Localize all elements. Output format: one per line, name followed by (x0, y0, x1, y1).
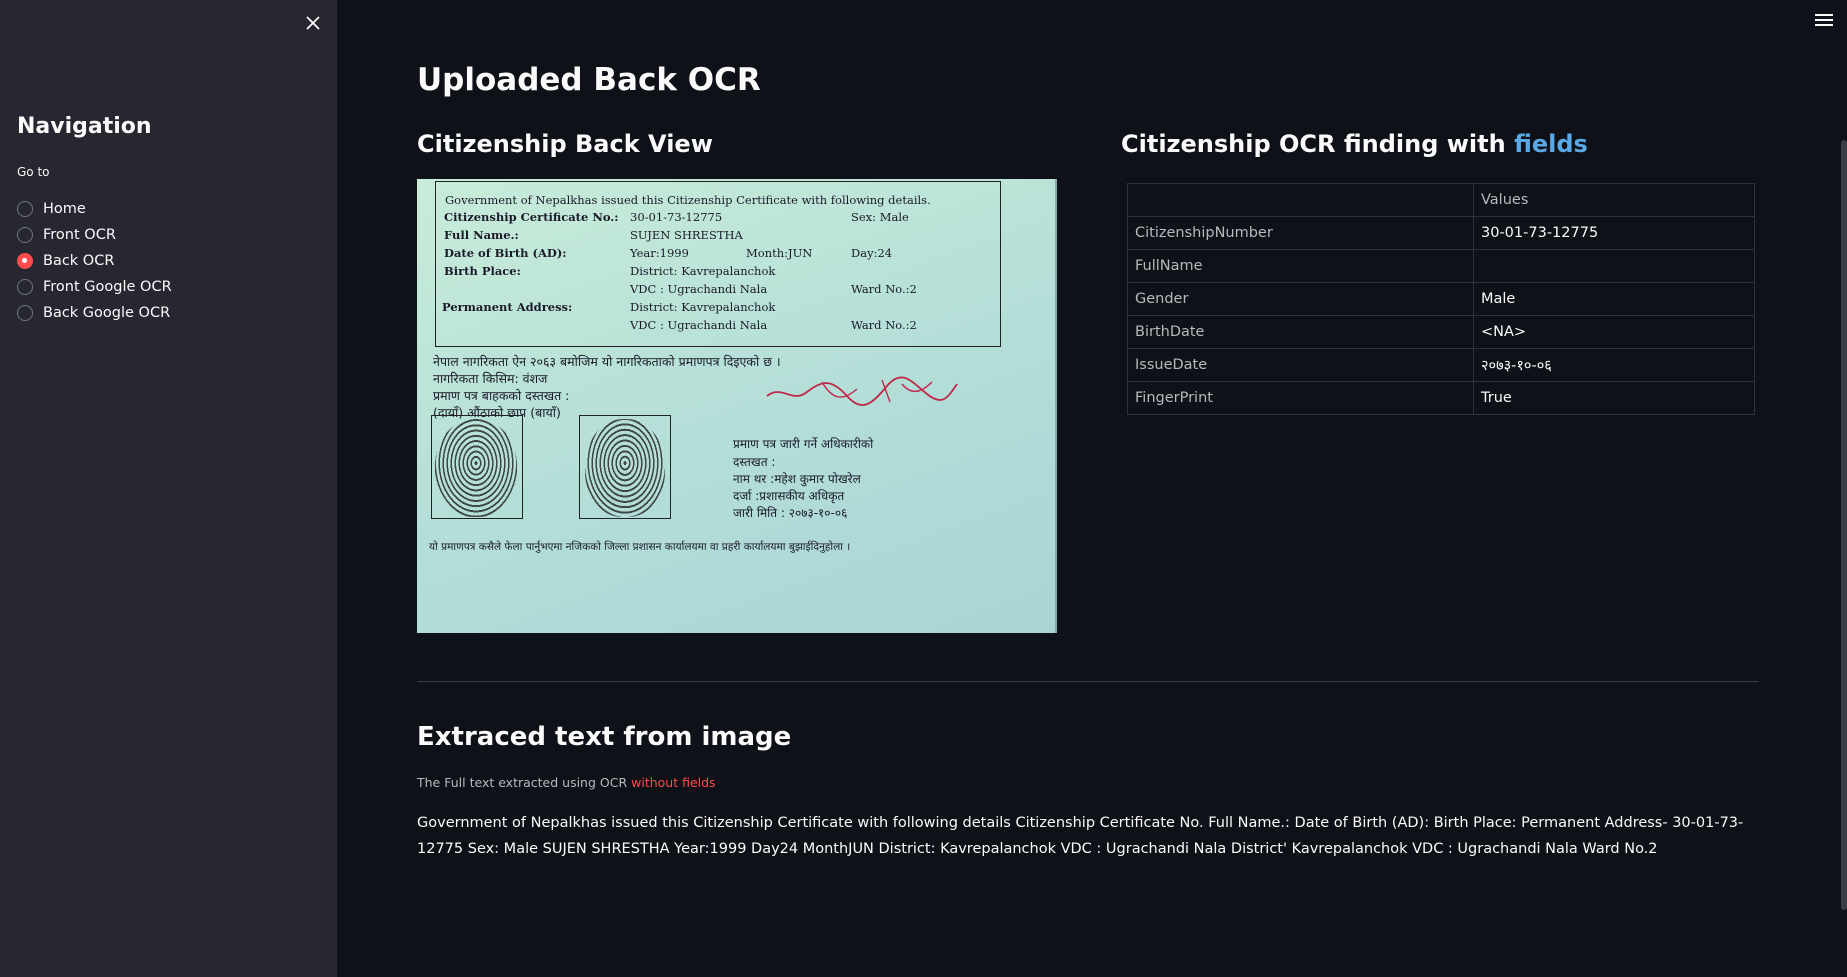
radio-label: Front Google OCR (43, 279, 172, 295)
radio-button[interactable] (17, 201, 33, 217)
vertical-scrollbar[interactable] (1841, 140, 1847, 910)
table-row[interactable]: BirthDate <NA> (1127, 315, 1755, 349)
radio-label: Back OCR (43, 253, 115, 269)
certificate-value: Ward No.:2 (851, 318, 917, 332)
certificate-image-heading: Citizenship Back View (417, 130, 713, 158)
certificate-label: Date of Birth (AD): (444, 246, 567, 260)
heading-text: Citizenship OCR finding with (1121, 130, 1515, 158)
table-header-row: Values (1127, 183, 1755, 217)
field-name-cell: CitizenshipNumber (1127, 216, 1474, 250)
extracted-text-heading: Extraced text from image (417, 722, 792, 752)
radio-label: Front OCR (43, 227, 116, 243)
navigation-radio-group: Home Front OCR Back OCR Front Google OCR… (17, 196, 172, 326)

# Exercise brief:
Update the entries above by replacing every "OCR" with "Scan", changing nothing else. Leave the pictures out.

# Solution for this task:
Localize all elements. Output format: one per line, name followed by (x0, y0, x1, y1).
radio-label: Front Google Scan (43, 279, 172, 295)
radio-button[interactable] (17, 201, 33, 217)
vertical-scrollbar[interactable] (1841, 140, 1847, 910)
table-row[interactable]: BirthDate <NA> (1127, 315, 1755, 349)
radio-label: Back Scan (43, 253, 115, 269)
certificate-value: Ward No.:2 (851, 318, 917, 332)
certificate-image-heading: Citizenship Back View (417, 130, 713, 158)
certificate-label: Date of Birth (AD): (444, 246, 567, 260)
heading-text: Citizenship Scan finding with (1121, 130, 1515, 158)
table-header-row: Values (1127, 183, 1755, 217)
field-name-cell: CitizenshipNumber (1127, 216, 1474, 250)
extracted-text-heading: Extraced text from image (417, 722, 792, 752)
radio-label: Front Scan (43, 227, 116, 243)
navigation-radio-group: Home Front Scan Back Scan Front Google Scan… (17, 196, 172, 326)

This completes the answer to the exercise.